> [To be done]:
Search the data for the string "Packages" and extract every line where it appears.

--- START Records for this exercise ---

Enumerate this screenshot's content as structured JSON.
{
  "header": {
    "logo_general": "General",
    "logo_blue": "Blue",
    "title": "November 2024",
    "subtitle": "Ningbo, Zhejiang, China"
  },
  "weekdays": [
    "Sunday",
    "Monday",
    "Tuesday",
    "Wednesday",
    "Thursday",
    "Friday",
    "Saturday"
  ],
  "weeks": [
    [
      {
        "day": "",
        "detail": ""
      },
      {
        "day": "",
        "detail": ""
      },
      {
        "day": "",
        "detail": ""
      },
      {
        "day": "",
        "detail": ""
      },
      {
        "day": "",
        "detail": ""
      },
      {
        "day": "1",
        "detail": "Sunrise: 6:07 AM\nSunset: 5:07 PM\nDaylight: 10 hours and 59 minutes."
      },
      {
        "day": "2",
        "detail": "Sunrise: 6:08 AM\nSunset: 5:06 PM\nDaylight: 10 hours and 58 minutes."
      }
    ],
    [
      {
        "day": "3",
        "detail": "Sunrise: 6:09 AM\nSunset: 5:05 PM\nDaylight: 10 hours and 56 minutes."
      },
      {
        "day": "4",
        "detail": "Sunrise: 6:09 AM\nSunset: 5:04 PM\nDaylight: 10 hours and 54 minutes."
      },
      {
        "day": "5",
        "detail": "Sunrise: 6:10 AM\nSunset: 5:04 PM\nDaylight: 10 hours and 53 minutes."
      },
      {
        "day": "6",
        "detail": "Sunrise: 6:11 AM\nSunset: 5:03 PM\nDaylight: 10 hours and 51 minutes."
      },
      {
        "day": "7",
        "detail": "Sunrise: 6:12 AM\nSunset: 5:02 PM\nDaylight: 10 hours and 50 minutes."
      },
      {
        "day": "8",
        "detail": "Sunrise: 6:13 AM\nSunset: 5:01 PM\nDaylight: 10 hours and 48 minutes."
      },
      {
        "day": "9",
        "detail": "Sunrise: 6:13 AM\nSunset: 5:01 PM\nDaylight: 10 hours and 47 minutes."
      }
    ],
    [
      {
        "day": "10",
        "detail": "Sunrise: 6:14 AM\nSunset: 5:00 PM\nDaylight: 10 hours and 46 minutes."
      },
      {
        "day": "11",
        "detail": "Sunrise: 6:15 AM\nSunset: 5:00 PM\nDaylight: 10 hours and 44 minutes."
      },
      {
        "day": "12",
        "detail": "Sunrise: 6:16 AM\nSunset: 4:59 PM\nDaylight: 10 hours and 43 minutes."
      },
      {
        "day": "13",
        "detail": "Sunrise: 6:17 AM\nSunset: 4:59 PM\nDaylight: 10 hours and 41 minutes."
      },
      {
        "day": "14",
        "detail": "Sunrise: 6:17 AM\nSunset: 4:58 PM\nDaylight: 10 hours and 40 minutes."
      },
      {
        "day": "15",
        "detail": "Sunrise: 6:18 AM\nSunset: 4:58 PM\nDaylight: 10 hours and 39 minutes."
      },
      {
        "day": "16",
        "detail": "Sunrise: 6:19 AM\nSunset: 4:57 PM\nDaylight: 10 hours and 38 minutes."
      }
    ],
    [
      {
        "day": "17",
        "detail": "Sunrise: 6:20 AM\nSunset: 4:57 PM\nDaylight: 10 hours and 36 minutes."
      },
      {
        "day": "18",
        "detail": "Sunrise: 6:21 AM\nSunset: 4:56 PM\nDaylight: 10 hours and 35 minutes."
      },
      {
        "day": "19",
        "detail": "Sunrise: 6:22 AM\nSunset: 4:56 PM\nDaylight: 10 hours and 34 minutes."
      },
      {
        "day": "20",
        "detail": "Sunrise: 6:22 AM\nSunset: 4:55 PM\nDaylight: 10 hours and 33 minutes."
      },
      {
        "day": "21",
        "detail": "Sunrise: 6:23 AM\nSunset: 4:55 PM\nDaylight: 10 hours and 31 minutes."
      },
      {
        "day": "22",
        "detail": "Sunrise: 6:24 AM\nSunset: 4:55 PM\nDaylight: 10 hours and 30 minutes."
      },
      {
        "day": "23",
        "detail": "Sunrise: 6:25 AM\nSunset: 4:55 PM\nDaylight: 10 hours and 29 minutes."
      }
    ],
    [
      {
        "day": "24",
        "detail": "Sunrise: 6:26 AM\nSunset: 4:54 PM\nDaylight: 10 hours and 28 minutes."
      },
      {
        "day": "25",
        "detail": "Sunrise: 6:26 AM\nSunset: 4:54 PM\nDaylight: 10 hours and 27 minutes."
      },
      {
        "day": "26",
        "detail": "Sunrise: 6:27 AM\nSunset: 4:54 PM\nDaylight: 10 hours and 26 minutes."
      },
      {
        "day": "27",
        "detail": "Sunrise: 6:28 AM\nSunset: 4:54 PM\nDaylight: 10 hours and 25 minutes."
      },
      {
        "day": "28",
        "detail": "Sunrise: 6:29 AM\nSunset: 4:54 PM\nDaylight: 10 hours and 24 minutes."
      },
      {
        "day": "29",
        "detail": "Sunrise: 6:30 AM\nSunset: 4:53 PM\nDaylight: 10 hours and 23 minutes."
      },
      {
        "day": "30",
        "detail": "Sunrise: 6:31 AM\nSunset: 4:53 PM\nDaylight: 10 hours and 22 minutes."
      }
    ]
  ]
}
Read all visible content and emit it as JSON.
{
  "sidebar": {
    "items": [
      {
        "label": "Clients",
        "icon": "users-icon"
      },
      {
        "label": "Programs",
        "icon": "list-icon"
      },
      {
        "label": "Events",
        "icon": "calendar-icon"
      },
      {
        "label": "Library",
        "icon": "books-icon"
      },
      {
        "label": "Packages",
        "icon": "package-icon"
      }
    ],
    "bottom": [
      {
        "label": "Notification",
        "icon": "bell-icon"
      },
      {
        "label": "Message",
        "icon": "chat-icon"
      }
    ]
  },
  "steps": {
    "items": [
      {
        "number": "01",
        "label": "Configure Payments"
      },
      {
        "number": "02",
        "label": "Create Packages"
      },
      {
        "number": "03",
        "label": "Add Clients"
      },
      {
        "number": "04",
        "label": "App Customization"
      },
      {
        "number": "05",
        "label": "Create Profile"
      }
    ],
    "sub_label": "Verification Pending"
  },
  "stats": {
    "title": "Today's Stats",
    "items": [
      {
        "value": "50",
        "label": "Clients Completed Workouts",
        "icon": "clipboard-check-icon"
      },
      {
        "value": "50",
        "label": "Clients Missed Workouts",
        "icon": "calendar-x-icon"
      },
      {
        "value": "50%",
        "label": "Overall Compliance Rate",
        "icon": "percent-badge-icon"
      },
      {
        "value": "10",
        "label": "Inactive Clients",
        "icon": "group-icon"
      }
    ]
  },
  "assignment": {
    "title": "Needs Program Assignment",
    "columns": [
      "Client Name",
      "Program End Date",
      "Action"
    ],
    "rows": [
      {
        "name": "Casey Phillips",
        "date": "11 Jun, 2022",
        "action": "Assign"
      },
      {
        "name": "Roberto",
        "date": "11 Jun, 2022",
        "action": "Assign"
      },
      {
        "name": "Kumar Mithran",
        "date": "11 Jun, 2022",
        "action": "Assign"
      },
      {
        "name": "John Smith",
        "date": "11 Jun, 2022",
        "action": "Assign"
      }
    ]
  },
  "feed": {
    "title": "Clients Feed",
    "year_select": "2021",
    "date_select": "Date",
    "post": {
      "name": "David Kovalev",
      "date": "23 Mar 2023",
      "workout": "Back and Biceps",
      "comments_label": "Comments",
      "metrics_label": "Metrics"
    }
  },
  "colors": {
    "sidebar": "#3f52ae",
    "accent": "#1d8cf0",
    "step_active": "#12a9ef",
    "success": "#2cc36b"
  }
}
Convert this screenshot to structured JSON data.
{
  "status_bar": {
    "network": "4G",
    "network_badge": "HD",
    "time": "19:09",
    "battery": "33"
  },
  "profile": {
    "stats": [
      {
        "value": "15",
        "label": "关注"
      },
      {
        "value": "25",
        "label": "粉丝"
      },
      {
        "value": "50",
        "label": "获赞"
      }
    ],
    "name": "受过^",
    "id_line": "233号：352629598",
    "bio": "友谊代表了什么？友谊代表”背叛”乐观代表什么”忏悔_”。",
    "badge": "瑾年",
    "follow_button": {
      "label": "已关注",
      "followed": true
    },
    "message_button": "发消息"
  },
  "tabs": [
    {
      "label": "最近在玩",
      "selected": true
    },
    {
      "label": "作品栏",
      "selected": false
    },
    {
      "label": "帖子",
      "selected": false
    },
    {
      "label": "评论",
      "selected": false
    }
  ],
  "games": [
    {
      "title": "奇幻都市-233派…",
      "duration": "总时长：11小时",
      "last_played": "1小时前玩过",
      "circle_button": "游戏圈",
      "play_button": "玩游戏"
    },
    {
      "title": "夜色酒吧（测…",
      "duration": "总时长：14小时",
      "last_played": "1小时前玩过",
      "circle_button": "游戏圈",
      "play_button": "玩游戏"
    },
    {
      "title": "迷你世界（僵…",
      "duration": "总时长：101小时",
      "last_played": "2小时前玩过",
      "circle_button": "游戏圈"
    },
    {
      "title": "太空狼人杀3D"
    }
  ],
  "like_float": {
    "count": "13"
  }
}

--- END Records for this exercise ---

> [Response]:
        "label": "Packages",
        "label": "Create Packages"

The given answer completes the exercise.